▸ Data shown:
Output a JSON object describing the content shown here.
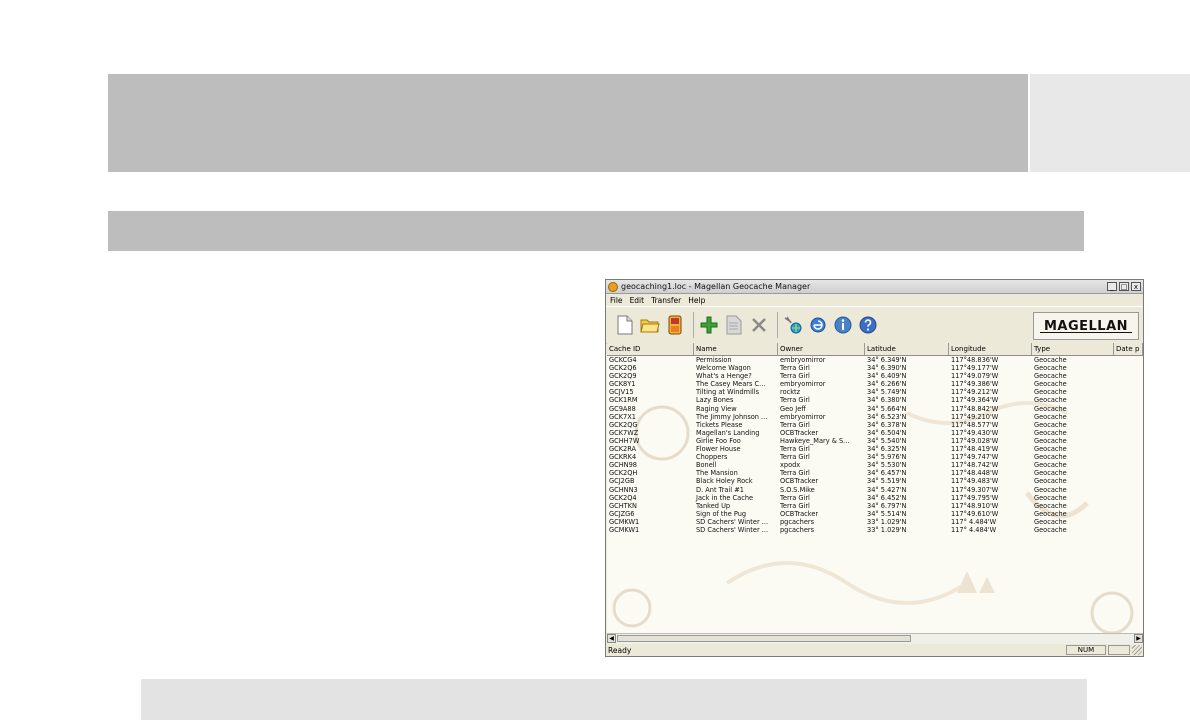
{
  "window": {
    "title": "geocaching1.loc - Magellan Geocache Manager",
    "buttons": {
      "minimize": "_",
      "maximize": "□",
      "close": "x"
    }
  },
  "menu": [
    "File",
    "Edit",
    "Transfer",
    "Help"
  ],
  "toolbar": {
    "icons": [
      "new-document-icon",
      "open-folder-icon",
      "gps-device-icon",
      "add-icon",
      "edit-document-icon",
      "delete-icon",
      "satellite-icon",
      "internet-explorer-icon",
      "info-icon",
      "help-icon"
    ],
    "logo_text": "MAGELLAN"
  },
  "table": {
    "headers": [
      "Cache ID",
      "Name",
      "Owner",
      "Latitude",
      "Longitude",
      "Type",
      "Date p"
    ],
    "rows": [
      [
        "GCKCG4",
        "Permission",
        "embryomirror",
        "34° 6.349'N",
        "117°48.836'W",
        "Geocache"
      ],
      [
        "GCK2Q6",
        "Welcome Wagon",
        "Terra Girl",
        "34° 6.390'N",
        "117°49.177'W",
        "Geocache"
      ],
      [
        "GCK2Q9",
        "What's a Henge?",
        "Terra Girl",
        "34° 6.409'N",
        "117°49.079'W",
        "Geocache"
      ],
      [
        "GCK8Y1",
        "The Casey Mears C...",
        "embryomirror",
        "34° 6.266'N",
        "117°49.386'W",
        "Geocache"
      ],
      [
        "GCJV15",
        "Tilting at Windmills",
        "rocktz",
        "34° 5.749'N",
        "117°49.212'W",
        "Geocache"
      ],
      [
        "GCK1RM",
        "Lazy Bones",
        "Terra Girl",
        "34° 6.380'N",
        "117°49.364'W",
        "Geocache"
      ],
      [
        "GC9A88",
        "Raging View",
        "Geo Jeff",
        "34° 5.664'N",
        "117°48.842'W",
        "Geocache"
      ],
      [
        "GCK7X1",
        "The Jimmy Johnson ...",
        "embryomirror",
        "34° 6.523'N",
        "117°49.210'W",
        "Geocache"
      ],
      [
        "GCK2QG",
        "Tickets Please",
        "Terra Girl",
        "34° 6.378'N",
        "117°48.577'W",
        "Geocache"
      ],
      [
        "GCK7WZ",
        "Magellan's Landing",
        "OCBTracker",
        "34° 6.504'N",
        "117°49.430'W",
        "Geocache"
      ],
      [
        "GCHH7W",
        "Girlie Foo Foo",
        "Hawkeye_Mary & S...",
        "34° 5.540'N",
        "117°49.028'W",
        "Geocache"
      ],
      [
        "GCK2RA",
        "Flower House",
        "Terra Girl",
        "34° 6.325'N",
        "117°48.419'W",
        "Geocache"
      ],
      [
        "GCKRK4",
        "Choppers",
        "Terra Girl",
        "34° 5.976'N",
        "117°49.747'W",
        "Geocache"
      ],
      [
        "GCHN98",
        "Bonell",
        "xpodx",
        "34° 5.530'N",
        "117°48.742'W",
        "Geocache"
      ],
      [
        "GCK2QH",
        "The Mansion",
        "Terra Girl",
        "34° 6.457'N",
        "117°48.448'W",
        "Geocache"
      ],
      [
        "GCJ2GB",
        "Black Holey Rock",
        "OCBTracker",
        "34° 5.519'N",
        "117°49.483'W",
        "Geocache"
      ],
      [
        "GCHNN3",
        "D. Ant Trail #1",
        "S.O.S.Mike",
        "34° 5.427'N",
        "117°49.307'W",
        "Geocache"
      ],
      [
        "GCK2Q4",
        "Jack in the Cache",
        "Terra Girl",
        "34° 6.452'N",
        "117°49.795'W",
        "Geocache"
      ],
      [
        "GCHTKN",
        "Tanked Up",
        "Terra Girl",
        "34° 6.797'N",
        "117°48.910'W",
        "Geocache"
      ],
      [
        "GCJZG6",
        "Sign of the Pug",
        "OCBTracker",
        "34° 5.514'N",
        "117°49.610'W",
        "Geocache"
      ],
      [
        "GCMKW1",
        "SD Cachers' Winter ...",
        "pgcachers",
        "33° 1.029'N",
        "117° 4.484'W",
        "Geocache"
      ],
      [
        "GCMKW1",
        "SD Cachers' Winter ...",
        "pgcachers",
        "33° 1.029'N",
        "117° 4.484'W",
        "Geocache"
      ]
    ]
  },
  "scrollbar": {
    "left_arrow": "◀",
    "right_arrow": "▶"
  },
  "status": {
    "text": "Ready",
    "num": "NUM"
  }
}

▸ Prompt:
Output the records above exactly as they are, leaving out the pictures.

▸ Written answer:
Output a JSON object describing the content shown here.
{
  "window": {
    "title": "geocaching1.loc - Magellan Geocache Manager",
    "buttons": {
      "minimize": "_",
      "maximize": "□",
      "close": "x"
    }
  },
  "menu": [
    "File",
    "Edit",
    "Transfer",
    "Help"
  ],
  "toolbar": {
    "icons": [
      "new-document-icon",
      "open-folder-icon",
      "gps-device-icon",
      "add-icon",
      "edit-document-icon",
      "delete-icon",
      "satellite-icon",
      "internet-explorer-icon",
      "info-icon",
      "help-icon"
    ],
    "logo_text": "MAGELLAN"
  },
  "table": {
    "headers": [
      "Cache ID",
      "Name",
      "Owner",
      "Latitude",
      "Longitude",
      "Type",
      "Date p"
    ],
    "rows": [
      [
        "GCKCG4",
        "Permission",
        "embryomirror",
        "34° 6.349'N",
        "117°48.836'W",
        "Geocache"
      ],
      [
        "GCK2Q6",
        "Welcome Wagon",
        "Terra Girl",
        "34° 6.390'N",
        "117°49.177'W",
        "Geocache"
      ],
      [
        "GCK2Q9",
        "What's a Henge?",
        "Terra Girl",
        "34° 6.409'N",
        "117°49.079'W",
        "Geocache"
      ],
      [
        "GCK8Y1",
        "The Casey Mears C...",
        "embryomirror",
        "34° 6.266'N",
        "117°49.386'W",
        "Geocache"
      ],
      [
        "GCJV15",
        "Tilting at Windmills",
        "rocktz",
        "34° 5.749'N",
        "117°49.212'W",
        "Geocache"
      ],
      [
        "GCK1RM",
        "Lazy Bones",
        "Terra Girl",
        "34° 6.380'N",
        "117°49.364'W",
        "Geocache"
      ],
      [
        "GC9A88",
        "Raging View",
        "Geo Jeff",
        "34° 5.664'N",
        "117°48.842'W",
        "Geocache"
      ],
      [
        "GCK7X1",
        "The Jimmy Johnson ...",
        "embryomirror",
        "34° 6.523'N",
        "117°49.210'W",
        "Geocache"
      ],
      [
        "GCK2QG",
        "Tickets Please",
        "Terra Girl",
        "34° 6.378'N",
        "117°48.577'W",
        "Geocache"
      ],
      [
        "GCK7WZ",
        "Magellan's Landing",
        "OCBTracker",
        "34° 6.504'N",
        "117°49.430'W",
        "Geocache"
      ],
      [
        "GCHH7W",
        "Girlie Foo Foo",
        "Hawkeye_Mary & S...",
        "34° 5.540'N",
        "117°49.028'W",
        "Geocache"
      ],
      [
        "GCK2RA",
        "Flower House",
        "Terra Girl",
        "34° 6.325'N",
        "117°48.419'W",
        "Geocache"
      ],
      [
        "GCKRK4",
        "Choppers",
        "Terra Girl",
        "34° 5.976'N",
        "117°49.747'W",
        "Geocache"
      ],
      [
        "GCHN98",
        "Bonell",
        "xpodx",
        "34° 5.530'N",
        "117°48.742'W",
        "Geocache"
      ],
      [
        "GCK2QH",
        "The Mansion",
        "Terra Girl",
        "34° 6.457'N",
        "117°48.448'W",
        "Geocache"
      ],
      [
        "GCJ2GB",
        "Black Holey Rock",
        "OCBTracker",
        "34° 5.519'N",
        "117°49.483'W",
        "Geocache"
      ],
      [
        "GCHNN3",
        "D. Ant Trail #1",
        "S.O.S.Mike",
        "34° 5.427'N",
        "117°49.307'W",
        "Geocache"
      ],
      [
        "GCK2Q4",
        "Jack in the Cache",
        "Terra Girl",
        "34° 6.452'N",
        "117°49.795'W",
        "Geocache"
      ],
      [
        "GCHTKN",
        "Tanked Up",
        "Terra Girl",
        "34° 6.797'N",
        "117°48.910'W",
        "Geocache"
      ],
      [
        "GCJZG6",
        "Sign of the Pug",
        "OCBTracker",
        "34° 5.514'N",
        "117°49.610'W",
        "Geocache"
      ],
      [
        "GCMKW1",
        "SD Cachers' Winter ...",
        "pgcachers",
        "33° 1.029'N",
        "117° 4.484'W",
        "Geocache"
      ],
      [
        "GCMKW1",
        "SD Cachers' Winter ...",
        "pgcachers",
        "33° 1.029'N",
        "117° 4.484'W",
        "Geocache"
      ]
    ]
  },
  "scrollbar": {
    "left_arrow": "◀",
    "right_arrow": "▶"
  },
  "status": {
    "text": "Ready",
    "num": "NUM"
  }
}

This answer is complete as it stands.